*Brief*
Your task is to quote the material that follows, in full and exactly.

*Entries provided*
-------------------------

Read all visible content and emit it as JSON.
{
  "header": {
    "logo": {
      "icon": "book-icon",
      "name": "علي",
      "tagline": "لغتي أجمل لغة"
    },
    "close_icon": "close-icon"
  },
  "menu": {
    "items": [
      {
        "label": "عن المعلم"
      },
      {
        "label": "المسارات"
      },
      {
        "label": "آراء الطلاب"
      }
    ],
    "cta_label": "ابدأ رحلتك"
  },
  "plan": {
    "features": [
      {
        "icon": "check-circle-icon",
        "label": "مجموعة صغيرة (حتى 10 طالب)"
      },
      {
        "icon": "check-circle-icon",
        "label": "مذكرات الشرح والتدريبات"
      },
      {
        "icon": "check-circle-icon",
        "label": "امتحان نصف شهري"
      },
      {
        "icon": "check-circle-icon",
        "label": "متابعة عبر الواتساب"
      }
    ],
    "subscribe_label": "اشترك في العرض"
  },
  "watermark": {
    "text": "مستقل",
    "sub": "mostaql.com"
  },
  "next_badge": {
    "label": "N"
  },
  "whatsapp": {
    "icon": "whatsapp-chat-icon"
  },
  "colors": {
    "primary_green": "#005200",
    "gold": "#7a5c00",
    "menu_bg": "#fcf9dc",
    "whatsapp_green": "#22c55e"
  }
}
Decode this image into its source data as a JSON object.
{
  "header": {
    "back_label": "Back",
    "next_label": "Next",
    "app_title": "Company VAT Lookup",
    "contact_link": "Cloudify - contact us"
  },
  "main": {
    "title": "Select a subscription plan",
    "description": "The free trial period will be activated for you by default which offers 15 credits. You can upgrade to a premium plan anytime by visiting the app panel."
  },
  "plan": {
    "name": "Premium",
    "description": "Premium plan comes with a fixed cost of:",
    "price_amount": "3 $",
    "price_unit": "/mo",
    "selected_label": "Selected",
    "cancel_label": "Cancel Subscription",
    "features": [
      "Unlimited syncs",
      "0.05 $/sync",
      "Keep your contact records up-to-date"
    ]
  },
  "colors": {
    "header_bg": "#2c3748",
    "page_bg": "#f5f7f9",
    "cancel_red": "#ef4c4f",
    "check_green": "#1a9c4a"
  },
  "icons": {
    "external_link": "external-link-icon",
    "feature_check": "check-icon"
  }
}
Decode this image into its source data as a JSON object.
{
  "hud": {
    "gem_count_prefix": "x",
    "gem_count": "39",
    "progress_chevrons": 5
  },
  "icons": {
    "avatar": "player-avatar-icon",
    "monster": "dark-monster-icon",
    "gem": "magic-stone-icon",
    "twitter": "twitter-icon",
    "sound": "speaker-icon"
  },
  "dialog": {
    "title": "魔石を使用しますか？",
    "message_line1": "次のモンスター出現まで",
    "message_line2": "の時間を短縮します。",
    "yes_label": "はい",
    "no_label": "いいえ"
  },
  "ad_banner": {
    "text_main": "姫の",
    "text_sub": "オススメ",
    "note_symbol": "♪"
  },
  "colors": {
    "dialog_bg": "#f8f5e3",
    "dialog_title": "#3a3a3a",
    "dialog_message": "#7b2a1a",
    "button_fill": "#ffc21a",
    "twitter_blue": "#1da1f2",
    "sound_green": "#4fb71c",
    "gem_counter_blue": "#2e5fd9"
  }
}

-------------------------

*Result of the exercise*
Read all visible content and emit it as JSON.
{
  "header": {
    "logo": {
      "icon": "book-icon",
      "name": "علي",
      "tagline": "لغتي أجمل لغة"
    },
    "close_icon": "close-icon"
  },
  "menu": {
    "items": [
      {
        "label": "عن المعلم"
      },
      {
        "label": "المسارات"
      },
      {
        "label": "آراء الطلاب"
      }
    ],
    "cta_label": "ابدأ رحلتك"
  },
  "plan": {
    "features": [
      {
        "icon": "check-circle-icon",
        "label": "مجموعة صغيرة (حتى 10 طالب)"
      },
      {
        "icon": "check-circle-icon",
        "label": "مذكرات الشرح والتدريبات"
      },
      {
        "icon": "check-circle-icon",
        "label": "امتحان نصف شهري"
      },
      {
        "icon": "check-circle-icon",
        "label": "متابعة عبر الواتساب"
      }
    ],
    "subscribe_label": "اشترك في العرض"
  },
  "watermark": {
    "text": "مستقل",
    "sub": "mostaql.com"
  },
  "next_badge": {
    "label": "N"
  },
  "whatsapp": {
    "icon": "whatsapp-chat-icon"
  },
  "colors": {
    "primary_green": "#005200",
    "gold": "#7a5c00",
    "menu_bg": "#fcf9dc",
    "whatsapp_green": "#22c55e"
  }
}
Decode this image into its source data as a JSON object.
{
  "header": {
    "back_label": "Back",
    "next_label": "Next",
    "app_title": "Company VAT Lookup",
    "contact_link": "Cloudify - contact us"
  },
  "main": {
    "title": "Select a subscription plan",
    "description": "The free trial period will be activated for you by default which offers 15 credits. You can upgrade to a premium plan anytime by visiting the app panel."
  },
  "plan": {
    "name": "Premium",
    "description": "Premium plan comes with a fixed cost of:",
    "price_amount": "3 $",
    "price_unit": "/mo",
    "selected_label": "Selected",
    "cancel_label": "Cancel Subscription",
    "features": [
      "Unlimited syncs",
      "0.05 $/sync",
      "Keep your contact records up-to-date"
    ]
  },
  "colors": {
    "header_bg": "#2c3748",
    "page_bg": "#f5f7f9",
    "cancel_red": "#ef4c4f",
    "check_green": "#1a9c4a"
  },
  "icons": {
    "external_link": "external-link-icon",
    "feature_check": "check-icon"
  }
}
Decode this image into its source data as a JSON object.
{
  "hud": {
    "gem_count_prefix": "x",
    "gem_count": "39",
    "progress_chevrons": 5
  },
  "icons": {
    "avatar": "player-avatar-icon",
    "monster": "dark-monster-icon",
    "gem": "magic-stone-icon",
    "twitter": "twitter-icon",
    "sound": "speaker-icon"
  },
  "dialog": {
    "title": "魔石を使用しますか？",
    "message_line1": "次のモンスター出現まで",
    "message_line2": "の時間を短縮します。",
    "yes_label": "はい",
    "no_label": "いいえ"
  },
  "ad_banner": {
    "text_main": "姫の",
    "text_sub": "オススメ",
    "note_symbol": "♪"
  },
  "colors": {
    "dialog_bg": "#f8f5e3",
    "dialog_title": "#3a3a3a",
    "dialog_message": "#7b2a1a",
    "button_fill": "#ffc21a",
    "twitter_blue": "#1da1f2",
    "sound_green": "#4fb71c",
    "gem_counter_blue": "#2e5fd9"
  }
}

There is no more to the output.